Prompt ▸ Return these lines word for word, leaving out the pictures.

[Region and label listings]
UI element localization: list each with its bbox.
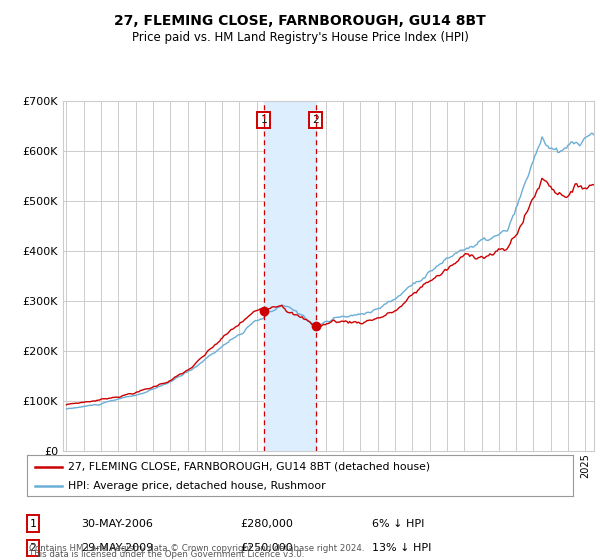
Text: 2: 2 [313, 115, 319, 125]
Text: 1: 1 [29, 519, 37, 529]
Text: Price paid vs. HM Land Registry's House Price Index (HPI): Price paid vs. HM Land Registry's House … [131, 31, 469, 44]
Text: £280,000: £280,000 [240, 519, 293, 529]
Text: This data is licensed under the Open Government Licence v3.0.: This data is licensed under the Open Gov… [29, 550, 304, 559]
Text: 30-MAY-2006: 30-MAY-2006 [81, 519, 153, 529]
Text: 1: 1 [260, 115, 268, 125]
Text: 13% ↓ HPI: 13% ↓ HPI [372, 543, 431, 553]
Text: £250,000: £250,000 [240, 543, 293, 553]
Text: 6% ↓ HPI: 6% ↓ HPI [372, 519, 424, 529]
Text: HPI: Average price, detached house, Rushmoor: HPI: Average price, detached house, Rush… [68, 480, 326, 491]
Text: 27, FLEMING CLOSE, FARNBOROUGH, GU14 8BT: 27, FLEMING CLOSE, FARNBOROUGH, GU14 8BT [114, 14, 486, 28]
Text: 29-MAY-2009: 29-MAY-2009 [81, 543, 153, 553]
Text: Contains HM Land Registry data © Crown copyright and database right 2024.: Contains HM Land Registry data © Crown c… [29, 544, 364, 553]
Text: 27, FLEMING CLOSE, FARNBOROUGH, GU14 8BT (detached house): 27, FLEMING CLOSE, FARNBOROUGH, GU14 8BT… [68, 461, 430, 472]
Text: 2: 2 [29, 543, 37, 553]
Bar [264, 101, 316, 451]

The output ▸
UI element localization: list each with its bbox.
Text: 2: 2 [313, 115, 319, 125]
Text: 1: 1 [29, 519, 37, 529]
Text: Price paid vs. HM Land Registry's House Price Index (HPI): Price paid vs. HM Land Registry's House … [131, 31, 469, 44]
Text: £280,000: £280,000 [240, 519, 293, 529]
Text: This data is licensed under the Open Government Licence v3.0.: This data is licensed under the Open Gov… [29, 550, 304, 559]
Text: 30-MAY-2006: 30-MAY-2006 [81, 519, 153, 529]
Text: 1: 1 [260, 115, 268, 125]
Text: 13% ↓ HPI: 13% ↓ HPI [372, 543, 431, 553]
Text: £250,000: £250,000 [240, 543, 293, 553]
Text: 6% ↓ HPI: 6% ↓ HPI [372, 519, 424, 529]
Text: HPI: Average price, detached house, Rushmoor: HPI: Average price, detached house, Rush… [68, 480, 326, 491]
Text: 27, FLEMING CLOSE, FARNBOROUGH, GU14 8BT: 27, FLEMING CLOSE, FARNBOROUGH, GU14 8BT [114, 14, 486, 28]
Text: 29-MAY-2009: 29-MAY-2009 [81, 543, 153, 553]
Text: Contains HM Land Registry data © Crown copyright and database right 2024.: Contains HM Land Registry data © Crown c… [29, 544, 364, 553]
Text: 27, FLEMING CLOSE, FARNBOROUGH, GU14 8BT (detached house): 27, FLEMING CLOSE, FARNBOROUGH, GU14 8BT… [68, 461, 430, 472]
Text: 2: 2 [29, 543, 37, 553]
Bar [264, 101, 316, 451]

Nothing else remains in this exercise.